-- Start Text provided --

Peñalosa carried out his threat, holding Posada prisoner in the governor's residence in Santa Fe, with light cannons trained on the exits to prevent his escape. This was an action unprecedented in New Mexico history. After nine days, both governor and custos relented, each retracting his threats against the other. But messages had already been sent to the Office of the Inquisition in Mexico City. Fearing prosecution before the Holy Office and the results of his impending residencia, Peñalosa fled from New Mexico, leaving Tomé Domínguez de Mendoza as caretaker in the governor's office. When Peñalosa arrived in Mexico City, though, he was arrested by the Inquisition. A little less than two years later, in 1665, the inquisitorial judges read out their sentence: prohibition from ever again holding civil or military office, permanent banishment from New Spain, and participation in a formal auto de fe, or act of public penance.
After his banishment and confiscation of his property, Peñalosa sailed to England. There, he offered his knowledge of New Mexico to King Charles II to aid in a possible invasion of Spanish America by the British. But his offer was rebuffed, so he crossed the Channel to France. There he took a French wife and by 1678 was again conspiring against Spanish interests in the Western Hemisphere. In that year he made a formal proposal to King Louis XIV to lead a French expedition to take control of Quivira and Teguayo, where mineral wealth was said to be plentiful. At that time the king deferred making any decision on Peñalosa's proposal.
Four years later, though, the former New Mexico governor renewed his offer, this time addressing it to the French foreign minister, the Marquis de Seignelay. Peñalosa's plan for the invasion of New Spain centered on the establishment of a French colony at the month of the Rio Grande. From there, a French force would easily, according to Peñalosa, be able to occupy the mining region of Nueva Vizcaya. Again, nothing came of this scheme.
Then, within a year or two more, he approached the French authorities with a new idea. Now he suggested that a French colony be planted at or near the mouth of the Río Pánuco, from which, as in his previous plans, the mines of northern New Spain could supposedly be wrested from Spain.
Not coincidentally, a complementary proposal was then being advocated by René Robert Cavelier, the Sieur de la Salle. The famed voyageur had recently completed a reconnaissance by canoe from Montreal in Canada to the confluence of the Mississippi River with the Gulf of Mexico. He then returned to France to lobby for Louis XIV's support of an enterprise that would establish a French settlement near the mouth of the Mississippi. Part of La Salle's plan was also to invade New Spain.

-- End Text provided --
-- Start Extracted data --

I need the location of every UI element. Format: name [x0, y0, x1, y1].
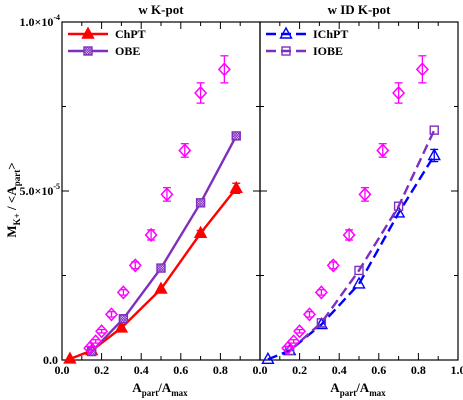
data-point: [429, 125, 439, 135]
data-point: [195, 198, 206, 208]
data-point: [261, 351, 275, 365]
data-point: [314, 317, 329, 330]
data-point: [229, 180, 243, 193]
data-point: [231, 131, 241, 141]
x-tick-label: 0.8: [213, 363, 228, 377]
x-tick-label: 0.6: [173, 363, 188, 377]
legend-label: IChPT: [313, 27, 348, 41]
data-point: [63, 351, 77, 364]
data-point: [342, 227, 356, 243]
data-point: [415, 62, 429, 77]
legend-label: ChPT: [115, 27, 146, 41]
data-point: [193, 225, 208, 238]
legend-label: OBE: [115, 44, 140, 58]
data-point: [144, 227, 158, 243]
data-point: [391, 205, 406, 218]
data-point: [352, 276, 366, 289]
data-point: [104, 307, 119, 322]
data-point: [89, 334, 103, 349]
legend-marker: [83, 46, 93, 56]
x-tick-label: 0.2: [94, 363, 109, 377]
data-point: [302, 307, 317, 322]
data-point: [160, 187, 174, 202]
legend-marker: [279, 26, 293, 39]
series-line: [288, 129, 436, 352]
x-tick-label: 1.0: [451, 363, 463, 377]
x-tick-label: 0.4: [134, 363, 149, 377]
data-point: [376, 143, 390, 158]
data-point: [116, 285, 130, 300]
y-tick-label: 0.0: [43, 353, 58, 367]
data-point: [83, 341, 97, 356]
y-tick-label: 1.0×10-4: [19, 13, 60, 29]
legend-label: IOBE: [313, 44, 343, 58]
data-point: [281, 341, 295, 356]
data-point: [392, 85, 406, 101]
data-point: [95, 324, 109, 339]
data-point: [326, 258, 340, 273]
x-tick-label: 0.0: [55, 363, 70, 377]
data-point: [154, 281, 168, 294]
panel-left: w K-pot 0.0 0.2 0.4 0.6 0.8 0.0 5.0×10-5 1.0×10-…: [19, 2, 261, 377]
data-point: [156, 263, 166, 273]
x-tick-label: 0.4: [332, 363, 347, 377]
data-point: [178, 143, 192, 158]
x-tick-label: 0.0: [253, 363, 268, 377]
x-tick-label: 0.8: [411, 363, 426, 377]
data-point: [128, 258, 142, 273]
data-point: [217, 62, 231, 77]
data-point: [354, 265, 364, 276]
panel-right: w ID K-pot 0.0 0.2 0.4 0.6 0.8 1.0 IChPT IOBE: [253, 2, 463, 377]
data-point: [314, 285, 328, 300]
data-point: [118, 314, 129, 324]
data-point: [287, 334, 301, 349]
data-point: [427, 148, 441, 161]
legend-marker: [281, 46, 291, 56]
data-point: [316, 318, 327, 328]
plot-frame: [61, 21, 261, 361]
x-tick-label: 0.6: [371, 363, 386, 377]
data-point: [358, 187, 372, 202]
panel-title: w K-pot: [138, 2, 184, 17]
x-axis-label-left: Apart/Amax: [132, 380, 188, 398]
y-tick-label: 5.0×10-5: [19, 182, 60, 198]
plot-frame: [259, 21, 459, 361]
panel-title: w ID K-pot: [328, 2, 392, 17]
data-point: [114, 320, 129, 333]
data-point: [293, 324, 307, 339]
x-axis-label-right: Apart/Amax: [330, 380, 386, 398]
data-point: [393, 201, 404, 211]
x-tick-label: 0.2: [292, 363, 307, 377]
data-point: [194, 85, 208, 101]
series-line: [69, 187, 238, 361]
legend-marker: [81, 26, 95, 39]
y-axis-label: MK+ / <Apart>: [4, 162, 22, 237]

-- End Extracted data --
-- Start Extracted data --

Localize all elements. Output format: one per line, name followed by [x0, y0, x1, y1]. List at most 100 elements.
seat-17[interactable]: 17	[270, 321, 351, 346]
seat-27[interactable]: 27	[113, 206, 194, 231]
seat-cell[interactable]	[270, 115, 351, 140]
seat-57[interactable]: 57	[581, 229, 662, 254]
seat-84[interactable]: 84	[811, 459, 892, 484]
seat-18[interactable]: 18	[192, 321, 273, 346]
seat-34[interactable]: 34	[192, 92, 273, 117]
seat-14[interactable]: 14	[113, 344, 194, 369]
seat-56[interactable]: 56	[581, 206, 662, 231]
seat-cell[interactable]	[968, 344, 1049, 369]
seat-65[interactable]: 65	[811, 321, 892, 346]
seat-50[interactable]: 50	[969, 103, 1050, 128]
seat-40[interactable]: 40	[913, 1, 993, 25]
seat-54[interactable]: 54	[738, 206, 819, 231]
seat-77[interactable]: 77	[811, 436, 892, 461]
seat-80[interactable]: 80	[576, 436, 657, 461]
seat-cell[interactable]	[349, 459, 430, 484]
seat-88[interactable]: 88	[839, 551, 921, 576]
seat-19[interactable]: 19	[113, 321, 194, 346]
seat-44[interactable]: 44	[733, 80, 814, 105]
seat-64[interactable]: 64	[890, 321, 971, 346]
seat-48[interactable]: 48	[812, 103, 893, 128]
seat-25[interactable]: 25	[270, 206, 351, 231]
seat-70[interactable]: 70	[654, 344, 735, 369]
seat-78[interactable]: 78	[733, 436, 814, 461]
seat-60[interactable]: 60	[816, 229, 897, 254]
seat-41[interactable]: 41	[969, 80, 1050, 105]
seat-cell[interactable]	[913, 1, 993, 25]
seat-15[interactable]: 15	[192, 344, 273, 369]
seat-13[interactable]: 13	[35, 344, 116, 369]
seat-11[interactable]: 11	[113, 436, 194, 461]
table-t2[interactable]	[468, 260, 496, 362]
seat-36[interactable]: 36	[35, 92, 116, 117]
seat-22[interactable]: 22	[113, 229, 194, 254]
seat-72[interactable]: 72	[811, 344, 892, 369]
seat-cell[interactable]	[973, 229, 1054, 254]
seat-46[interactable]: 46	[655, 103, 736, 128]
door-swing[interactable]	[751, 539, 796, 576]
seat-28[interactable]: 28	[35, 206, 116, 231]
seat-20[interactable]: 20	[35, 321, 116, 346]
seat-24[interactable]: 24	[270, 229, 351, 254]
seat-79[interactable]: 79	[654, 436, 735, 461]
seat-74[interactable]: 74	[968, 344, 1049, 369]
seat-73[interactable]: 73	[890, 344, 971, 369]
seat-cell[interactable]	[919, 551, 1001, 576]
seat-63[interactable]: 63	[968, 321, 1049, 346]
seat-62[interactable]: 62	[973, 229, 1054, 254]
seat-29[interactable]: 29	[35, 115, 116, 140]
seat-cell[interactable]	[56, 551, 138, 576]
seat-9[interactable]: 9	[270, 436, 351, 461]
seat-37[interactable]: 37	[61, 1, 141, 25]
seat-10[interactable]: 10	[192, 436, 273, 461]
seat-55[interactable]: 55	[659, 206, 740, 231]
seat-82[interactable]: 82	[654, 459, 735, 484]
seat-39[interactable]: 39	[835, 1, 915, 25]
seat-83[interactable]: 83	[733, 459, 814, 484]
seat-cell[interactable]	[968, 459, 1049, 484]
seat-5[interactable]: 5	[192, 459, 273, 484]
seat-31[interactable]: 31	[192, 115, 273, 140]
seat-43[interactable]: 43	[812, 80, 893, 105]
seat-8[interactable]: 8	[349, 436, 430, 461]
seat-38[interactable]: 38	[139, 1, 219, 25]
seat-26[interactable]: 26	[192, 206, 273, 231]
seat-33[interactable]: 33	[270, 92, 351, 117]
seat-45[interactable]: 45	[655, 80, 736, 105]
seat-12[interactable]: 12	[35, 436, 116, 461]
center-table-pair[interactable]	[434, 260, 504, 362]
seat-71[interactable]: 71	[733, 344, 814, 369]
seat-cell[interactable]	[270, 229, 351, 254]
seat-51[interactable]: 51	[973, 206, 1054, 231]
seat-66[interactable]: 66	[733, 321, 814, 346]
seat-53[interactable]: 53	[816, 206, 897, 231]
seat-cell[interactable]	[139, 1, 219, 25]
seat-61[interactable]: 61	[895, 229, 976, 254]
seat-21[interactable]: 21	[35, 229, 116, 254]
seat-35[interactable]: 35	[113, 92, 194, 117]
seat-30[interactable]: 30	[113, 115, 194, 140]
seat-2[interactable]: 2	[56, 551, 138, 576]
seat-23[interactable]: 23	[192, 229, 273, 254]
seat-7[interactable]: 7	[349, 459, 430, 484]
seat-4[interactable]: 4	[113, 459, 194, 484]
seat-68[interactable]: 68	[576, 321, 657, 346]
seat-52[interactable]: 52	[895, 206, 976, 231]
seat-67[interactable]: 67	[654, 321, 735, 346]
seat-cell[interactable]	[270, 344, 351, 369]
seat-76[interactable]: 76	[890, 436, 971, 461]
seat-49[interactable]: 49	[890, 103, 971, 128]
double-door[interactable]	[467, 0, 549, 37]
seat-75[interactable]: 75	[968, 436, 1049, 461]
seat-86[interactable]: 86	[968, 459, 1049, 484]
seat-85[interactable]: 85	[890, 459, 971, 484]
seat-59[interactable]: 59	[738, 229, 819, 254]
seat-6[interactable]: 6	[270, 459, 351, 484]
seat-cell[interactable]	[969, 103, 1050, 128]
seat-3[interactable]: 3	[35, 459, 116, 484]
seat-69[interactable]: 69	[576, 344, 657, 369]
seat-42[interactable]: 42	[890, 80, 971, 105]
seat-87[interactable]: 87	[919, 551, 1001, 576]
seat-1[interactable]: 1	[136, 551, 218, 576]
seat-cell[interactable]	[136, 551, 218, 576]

-- End Extracted data --

> Objectives:
1/ In the text about Peñalosa, in what year did the inquisitorial judges read out their sentence?
2/ Rewrite the passage of the Peñalosa text starting at "Four years later, though, the" and ending at "wrested from Spain.", changing "colony" to "settlement".
3/ Do these statements agree with the text about Peñalosa? (a) Peñalosa left Tomé Domínguez de Mendoza as caretaker in the governor's office. (b) King Charles II accepted Peñalosa's offer. (c) King Louis XIV approved Peñalosa's 1678 proposal at once.

> Results:
1/ 1665

2/
Four years later, though, the former New Mexico governor renewed his offer, this time addressing it to the French foreign minister, the Marquis de Seignelay. Peñalosa's plan for the invasion of New Spain centered on the establishment of a French settlement at the month of the Rio Grande. From there, a French force would easily, according to Peñalosa, be able to occupy the mining region of Nueva Vizcaya. Again, nothing came of this scheme.
Then, within a year or two more, he approached the French authorities with a new idea. Now he suggested that a French settlement be planted at or near the mouth of the Río Pánuco, from which, as in his previous plans, the mines of northern New Spain could supposedly be wrested from Spain.

3/
(a) Yes: "leaving Tomé Domínguez de Mendoza as caretaker in the governor's office"
(b) No: "But his offer was rebuffed"
(c) No: "At that time the king deferred making any decision on Peñalosa's proposal"